■ Problem to solve: Your task is to retype each line of the data below exactly.

-- Begin --

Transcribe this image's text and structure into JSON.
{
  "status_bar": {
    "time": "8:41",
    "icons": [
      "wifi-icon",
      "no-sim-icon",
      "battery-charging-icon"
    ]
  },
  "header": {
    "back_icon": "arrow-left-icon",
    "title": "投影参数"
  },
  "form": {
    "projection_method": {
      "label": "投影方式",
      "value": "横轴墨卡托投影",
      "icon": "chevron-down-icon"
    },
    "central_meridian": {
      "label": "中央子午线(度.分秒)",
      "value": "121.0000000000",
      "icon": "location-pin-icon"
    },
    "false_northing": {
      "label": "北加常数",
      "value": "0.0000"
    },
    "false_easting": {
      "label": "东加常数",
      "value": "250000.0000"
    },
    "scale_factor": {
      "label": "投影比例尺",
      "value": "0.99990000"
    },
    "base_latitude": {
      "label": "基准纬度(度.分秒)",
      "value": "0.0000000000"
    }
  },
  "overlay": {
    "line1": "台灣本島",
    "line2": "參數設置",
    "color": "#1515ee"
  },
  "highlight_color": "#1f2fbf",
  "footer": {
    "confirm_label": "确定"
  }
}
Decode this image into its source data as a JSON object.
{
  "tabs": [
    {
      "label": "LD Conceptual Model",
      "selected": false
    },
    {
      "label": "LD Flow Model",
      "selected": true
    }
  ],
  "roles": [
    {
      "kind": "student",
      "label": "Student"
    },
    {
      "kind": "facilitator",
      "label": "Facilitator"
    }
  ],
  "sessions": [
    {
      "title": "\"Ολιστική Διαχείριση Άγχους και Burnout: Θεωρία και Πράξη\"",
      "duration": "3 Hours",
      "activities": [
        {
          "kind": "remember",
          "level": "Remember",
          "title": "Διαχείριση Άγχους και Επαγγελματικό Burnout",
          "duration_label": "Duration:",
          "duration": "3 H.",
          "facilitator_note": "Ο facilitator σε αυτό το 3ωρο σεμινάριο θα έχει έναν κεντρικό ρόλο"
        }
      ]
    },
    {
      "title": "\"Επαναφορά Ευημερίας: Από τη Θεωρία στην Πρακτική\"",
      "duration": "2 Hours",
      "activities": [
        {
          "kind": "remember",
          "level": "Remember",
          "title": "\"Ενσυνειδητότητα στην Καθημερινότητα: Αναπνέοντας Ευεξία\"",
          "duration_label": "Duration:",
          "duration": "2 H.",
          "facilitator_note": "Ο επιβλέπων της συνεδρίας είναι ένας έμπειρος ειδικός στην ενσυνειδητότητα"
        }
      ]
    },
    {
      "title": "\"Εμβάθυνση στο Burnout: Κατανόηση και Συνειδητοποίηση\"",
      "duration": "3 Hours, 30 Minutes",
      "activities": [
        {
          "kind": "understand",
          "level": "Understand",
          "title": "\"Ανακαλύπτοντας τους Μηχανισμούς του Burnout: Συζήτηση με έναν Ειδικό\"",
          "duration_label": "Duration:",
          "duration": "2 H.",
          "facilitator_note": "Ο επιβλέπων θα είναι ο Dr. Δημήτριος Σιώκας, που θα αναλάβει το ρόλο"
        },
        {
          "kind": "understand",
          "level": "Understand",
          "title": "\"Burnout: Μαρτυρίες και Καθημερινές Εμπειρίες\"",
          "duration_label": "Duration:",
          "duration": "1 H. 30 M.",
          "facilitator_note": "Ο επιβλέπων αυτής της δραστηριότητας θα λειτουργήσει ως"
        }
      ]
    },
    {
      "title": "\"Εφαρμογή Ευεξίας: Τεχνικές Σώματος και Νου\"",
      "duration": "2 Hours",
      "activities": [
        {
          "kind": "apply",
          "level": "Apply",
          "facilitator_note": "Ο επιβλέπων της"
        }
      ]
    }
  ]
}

-- End --

■ Response:
Transcribe this image's text and structure into JSON.
{
  "status_bar": {
    "time": "8:41",
    "icons": [
      "wifi-icon",
      "no-sim-icon",
      "battery-charging-icon"
    ]
  },
  "header": {
    "back_icon": "arrow-left-icon",
    "title": "投影参数"
  },
  "form": {
    "projection_method": {
      "label": "投影方式",
      "value": "横轴墨卡托投影",
      "icon": "chevron-down-icon"
    },
    "central_meridian": {
      "label": "中央子午线(度.分秒)",
      "value": "121.0000000000",
      "icon": "location-pin-icon"
    },
    "false_northing": {
      "label": "北加常数",
      "value": "0.0000"
    },
    "false_easting": {
      "label": "东加常数",
      "value": "250000.0000"
    },
    "scale_factor": {
      "label": "投影比例尺",
      "value": "0.99990000"
    },
    "base_latitude": {
      "label": "基准纬度(度.分秒)",
      "value": "0.0000000000"
    }
  },
  "overlay": {
    "line1": "台灣本島",
    "line2": "參數設置",
    "color": "#1515ee"
  },
  "highlight_color": "#1f2fbf",
  "footer": {
    "confirm_label": "确定"
  }
}
Decode this image into its source data as a JSON object.
{
  "tabs": [
    {
      "label": "LD Conceptual Model",
      "selected": false
    },
    {
      "label": "LD Flow Model",
      "selected": true
    }
  ],
  "roles": [
    {
      "kind": "student",
      "label": "Student"
    },
    {
      "kind": "facilitator",
      "label": "Facilitator"
    }
  ],
  "sessions": [
    {
      "title": "\"Ολιστική Διαχείριση Άγχους και Burnout: Θεωρία και Πράξη\"",
      "duration": "3 Hours",
      "activities": [
        {
          "kind": "remember",
          "level": "Remember",
          "title": "Διαχείριση Άγχους και Επαγγελματικό Burnout",
          "duration_label": "Duration:",
          "duration": "3 H.",
          "facilitator_note": "Ο facilitator σε αυτό το 3ωρο σεμινάριο θα έχει έναν κεντρικό ρόλο"
        }
      ]
    },
    {
      "title": "\"Επαναφορά Ευημερίας: Από τη Θεωρία στην Πρακτική\"",
      "duration": "2 Hours",
      "activities": [
        {
          "kind": "remember",
          "level": "Remember",
          "title": "\"Ενσυνειδητότητα στην Καθημερινότητα: Αναπνέοντας Ευεξία\"",
          "duration_label": "Duration:",
          "duration": "2 H.",
          "facilitator_note": "Ο επιβλέπων της συνεδρίας είναι ένας έμπειρος ειδικός στην ενσυνειδητότητα"
        }
      ]
    },
    {
      "title": "\"Εμβάθυνση στο Burnout: Κατανόηση και Συνειδητοποίηση\"",
      "duration": "3 Hours, 30 Minutes",
      "activities": [
        {
          "kind": "understand",
          "level": "Understand",
          "title": "\"Ανακαλύπτοντας τους Μηχανισμούς του Burnout: Συζήτηση με έναν Ειδικό\"",
          "duration_label": "Duration:",
          "duration": "2 H.",
          "facilitator_note": "Ο επιβλέπων θα είναι ο Dr. Δημήτριος Σιώκας, που θα αναλάβει το ρόλο"
        },
        {
          "kind": "understand",
          "level": "Understand",
          "title": "\"Burnout: Μαρτυρίες και Καθημερινές Εμπειρίες\"",
          "duration_label": "Duration:",
          "duration": "1 H. 30 M.",
          "facilitator_note": "Ο επιβλέπων αυτής της δραστηριότητας θα λειτουργήσει ως"
        }
      ]
    },
    {
      "title": "\"Εφαρμογή Ευεξίας: Τεχνικές Σώματος και Νου\"",
      "duration": "2 Hours",
      "activities": [
        {
          "kind": "apply",
          "level": "Apply",
          "facilitator_note": "Ο επιβλέπων της"
        }
      ]
    }
  ]
}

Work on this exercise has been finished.